THE EXERCISE: Find each line holding the word "заявитель" and give the total alone.
* Begin MATERIAL TO PROCESS *
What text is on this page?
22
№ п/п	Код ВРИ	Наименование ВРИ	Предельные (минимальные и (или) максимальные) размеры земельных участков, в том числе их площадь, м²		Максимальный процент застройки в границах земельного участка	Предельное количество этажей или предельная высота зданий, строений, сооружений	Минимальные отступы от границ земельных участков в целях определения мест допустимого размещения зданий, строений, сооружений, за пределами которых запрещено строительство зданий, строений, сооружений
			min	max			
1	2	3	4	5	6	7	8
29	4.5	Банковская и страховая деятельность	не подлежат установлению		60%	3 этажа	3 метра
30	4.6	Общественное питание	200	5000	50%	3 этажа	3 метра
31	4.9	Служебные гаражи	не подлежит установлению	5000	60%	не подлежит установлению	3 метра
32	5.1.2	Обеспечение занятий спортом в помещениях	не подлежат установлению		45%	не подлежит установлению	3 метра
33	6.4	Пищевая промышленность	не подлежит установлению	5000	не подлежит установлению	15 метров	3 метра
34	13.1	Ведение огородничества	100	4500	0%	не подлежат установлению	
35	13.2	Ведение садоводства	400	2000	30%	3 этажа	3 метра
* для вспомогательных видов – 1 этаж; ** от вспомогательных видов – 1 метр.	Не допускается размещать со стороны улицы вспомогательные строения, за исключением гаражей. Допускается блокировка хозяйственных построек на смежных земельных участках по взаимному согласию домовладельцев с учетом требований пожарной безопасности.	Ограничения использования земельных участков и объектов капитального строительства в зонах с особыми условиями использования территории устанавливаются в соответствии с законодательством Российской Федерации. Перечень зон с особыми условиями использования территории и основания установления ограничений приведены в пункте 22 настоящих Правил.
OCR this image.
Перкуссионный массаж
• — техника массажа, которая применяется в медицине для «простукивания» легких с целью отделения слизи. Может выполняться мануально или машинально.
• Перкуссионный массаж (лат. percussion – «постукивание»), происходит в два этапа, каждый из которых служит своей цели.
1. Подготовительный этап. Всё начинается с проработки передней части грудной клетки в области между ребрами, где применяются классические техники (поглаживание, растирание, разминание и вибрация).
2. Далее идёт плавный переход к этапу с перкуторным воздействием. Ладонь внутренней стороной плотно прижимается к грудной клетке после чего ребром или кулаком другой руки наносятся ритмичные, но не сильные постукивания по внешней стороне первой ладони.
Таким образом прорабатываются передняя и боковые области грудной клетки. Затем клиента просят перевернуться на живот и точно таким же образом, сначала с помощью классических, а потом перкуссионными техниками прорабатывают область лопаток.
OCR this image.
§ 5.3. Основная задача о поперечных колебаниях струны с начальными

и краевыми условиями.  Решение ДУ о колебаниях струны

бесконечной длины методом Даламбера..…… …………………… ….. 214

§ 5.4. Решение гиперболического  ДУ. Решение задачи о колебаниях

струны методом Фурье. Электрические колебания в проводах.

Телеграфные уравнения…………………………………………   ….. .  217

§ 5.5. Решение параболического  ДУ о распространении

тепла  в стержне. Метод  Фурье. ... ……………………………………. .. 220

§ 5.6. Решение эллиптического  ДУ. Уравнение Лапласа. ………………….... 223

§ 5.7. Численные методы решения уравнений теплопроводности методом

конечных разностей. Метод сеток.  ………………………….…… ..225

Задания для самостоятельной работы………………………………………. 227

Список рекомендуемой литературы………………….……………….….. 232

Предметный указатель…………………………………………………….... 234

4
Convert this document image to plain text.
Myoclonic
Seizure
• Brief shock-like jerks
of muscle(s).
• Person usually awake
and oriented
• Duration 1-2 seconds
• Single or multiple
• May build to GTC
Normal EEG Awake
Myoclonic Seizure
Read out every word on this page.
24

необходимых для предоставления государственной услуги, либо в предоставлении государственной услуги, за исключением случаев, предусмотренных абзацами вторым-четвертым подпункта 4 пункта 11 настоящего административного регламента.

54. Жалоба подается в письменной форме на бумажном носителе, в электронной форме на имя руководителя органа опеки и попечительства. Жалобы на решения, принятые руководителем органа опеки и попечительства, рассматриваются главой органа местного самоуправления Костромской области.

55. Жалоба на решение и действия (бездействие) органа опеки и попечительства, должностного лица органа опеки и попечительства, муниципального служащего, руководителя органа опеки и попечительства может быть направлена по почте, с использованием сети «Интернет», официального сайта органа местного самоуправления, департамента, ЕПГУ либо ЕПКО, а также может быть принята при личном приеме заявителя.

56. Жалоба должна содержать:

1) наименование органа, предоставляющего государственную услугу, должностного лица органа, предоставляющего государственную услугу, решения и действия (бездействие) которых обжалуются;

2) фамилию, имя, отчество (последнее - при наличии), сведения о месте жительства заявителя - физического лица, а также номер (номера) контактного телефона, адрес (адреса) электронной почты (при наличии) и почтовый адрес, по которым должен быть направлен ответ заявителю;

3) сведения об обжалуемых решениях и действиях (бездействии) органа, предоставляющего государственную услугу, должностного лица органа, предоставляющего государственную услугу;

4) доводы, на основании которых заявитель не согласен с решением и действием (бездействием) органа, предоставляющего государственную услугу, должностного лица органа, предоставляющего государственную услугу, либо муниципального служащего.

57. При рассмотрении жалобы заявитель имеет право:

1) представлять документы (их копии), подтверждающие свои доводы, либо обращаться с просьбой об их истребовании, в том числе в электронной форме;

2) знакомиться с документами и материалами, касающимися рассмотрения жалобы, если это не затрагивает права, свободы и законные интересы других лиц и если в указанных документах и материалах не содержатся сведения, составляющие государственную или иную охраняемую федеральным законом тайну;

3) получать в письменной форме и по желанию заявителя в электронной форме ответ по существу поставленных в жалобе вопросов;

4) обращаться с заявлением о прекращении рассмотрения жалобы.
* End MATERIAL TO PROCESS *
WRITTEN SOLUTION: 2